┌─ Material supplied
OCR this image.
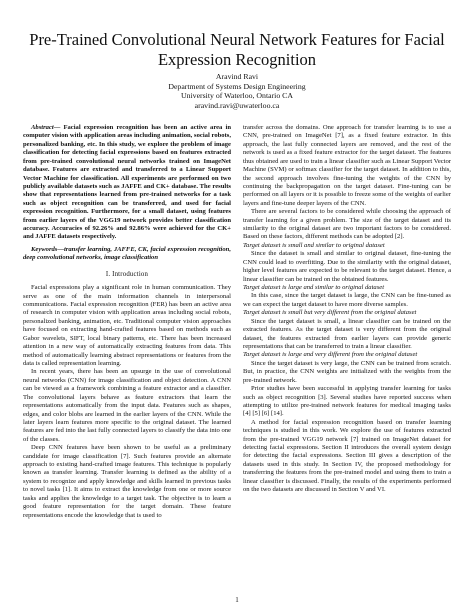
Pre-Trained Convolutional Neural Network Features for Facial Expression Recognition
Aravind Ravi
Department of Systems Design Engineering
University of Waterloo, Ontario CA
aravind.ravi@uwaterloo.ca

Abstract— Facial expression recognition has been an active area in computer vision with application areas including animation, social robots, personalized banking, etc. In this study, we explore the problem of image classification for detecting facial expressions based on features extracted from pre-trained convolutional neural networks trained on ImageNet database. Features are extracted and transferred to a Linear Support Vector Machine for classification. All experiments are performed on two publicly available datasets such as JAFFE and CK+ database. The results show that representations learned from pre-trained networks for a task such as object recognition can be transferred, and used for facial expression recognition. Furthermore, for a small dataset, using features from earlier layers of the VGG19 network provides better classification accuracy. Accuracies of 92.26% and 92.86% were achieved for the CK+ and JAFFE datasets respectively.

Keywords—transfer learning, JAFFE, CK, facial expression recognition, deep convolutional networks, image classification

I. Introduction

Facial expressions play a significant role in human communication. They serve as one of the main information channels in interpersonal communications. Facial expression recognition (FER) has been an active area of research in computer vision with application areas including social robots, personalized banking, animation, etc. Traditional computer vision approaches have focused on extracting hand-crafted features based on methods such as Gabor wavelets, SIFT, local binary patterns, etc. There has been increased attention in a new way of automatically extracting features from data. This method of automatically learning abstract representations or features from the data is called representation learning.

In recent years, there has been an upsurge in the use of convolutional neural networks (CNN) for image classification and object detection. A CNN can be viewed as a framework combining a feature extractor and a classifier. The convolutional layers behave as feature extractors that learn the representations automatically from the input data. Features such as shapes, edges, and color blobs are learned in the earlier layers of the CNN. While the later layers learn features more specific to the original dataset. The learned features are fed into the last fully connected layers to classify the data into one of the classes.

Deep CNN features have been shown to be useful as a preliminary candidate for image classification [7]. Such features provide an alternate approach to existing hand-crafted image features. This technique is popularly known as transfer learning. Transfer learning is defined as the ability of a system to recognize and apply knowledge and skills learned in previous tasks to novel tasks [1]. It aims to extract the knowledge from one or more source tasks and applies the knowledge to a target task. The objective is to learn a good feature representation for the target domain. These feature representations encode the knowledge that is used to

transfer across the domains. One approach for transfer learning is to use a CNN, pre-trained on ImageNet [7], as a fixed feature extractor. In this approach, the last fully connected layers are removed, and the rest of the network is used as a fixed feature extractor for the target dataset. The features thus obtained are used to train a linear classifier such as Linear Support Vector Machine (SVM) or softmax classifier for the target dataset. In addition to this, the second approach involves fine-tuning the weights of the CNN by continuing the backpropagation on the target dataset. Fine-tuning can be performed on all layers or it is possible to freeze some of the weights of earlier layers and fine-tune deeper layers of the CNN.

There are several factors to be considered while choosing the approach of transfer learning for a given problem. The size of the target dataset and its similarity to the original dataset are two important factors to be considered. Based on these factors, different methods can be adopted [2].

Target dataset is small and similar to original dataset

Since the dataset is small and similar to original dataset, fine-tuning the CNN could lead to overfitting. Due to the similarity with the original dataset, higher level features are expected to be relevant to the target dataset. Hence, a linear classifier can be trained on the obtained features.

Target dataset is large and similar to original dataset

In this case, since the target dataset is large, the CNN can be fine-tuned as we can expect the target dataset to have more diverse samples.

Target dataset is small but very different from the original dataset

Since the target dataset is small, a linear classifier can be trained on the extracted features. As the target dataset is very different from the original dataset, the features extracted from earlier layers can provide generic representations that can be transferred to train a linear classifier.

Target dataset is large and very different from the original dataset

Since the target dataset is very large, the CNN can be trained from scratch. But, in practice, the CNN weights are initialized with the weights from the pre-trained network.

Prior studies have been successful in applying transfer learning for tasks such as object recognition [3]. Several studies have reported success when attempting to utilize pre-trained network features for medical imaging tasks [4] [5] [6] [14].

A method for facial expression recognition based on transfer learning techniques is studied in this work. We explore the use of features extracted from the pre-trained VGG19 network [7] trained on ImageNet dataset for detecting facial expressions. Section II introduces the overall system design for detecting the facial expressions. Section III gives a description of the datasets used in this study. In Section IV, the proposed methodology for transferring the features from the pre-trained model and using them to train a linear classifier is discussed. Finally, the results of the experiments performed on the two datasets are discussed in Section V and VI.

1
└─
- **What you need to do**
In the entries above, some lines may contain the string "different"; report how many, without additional comment.

- **Worked solution**
4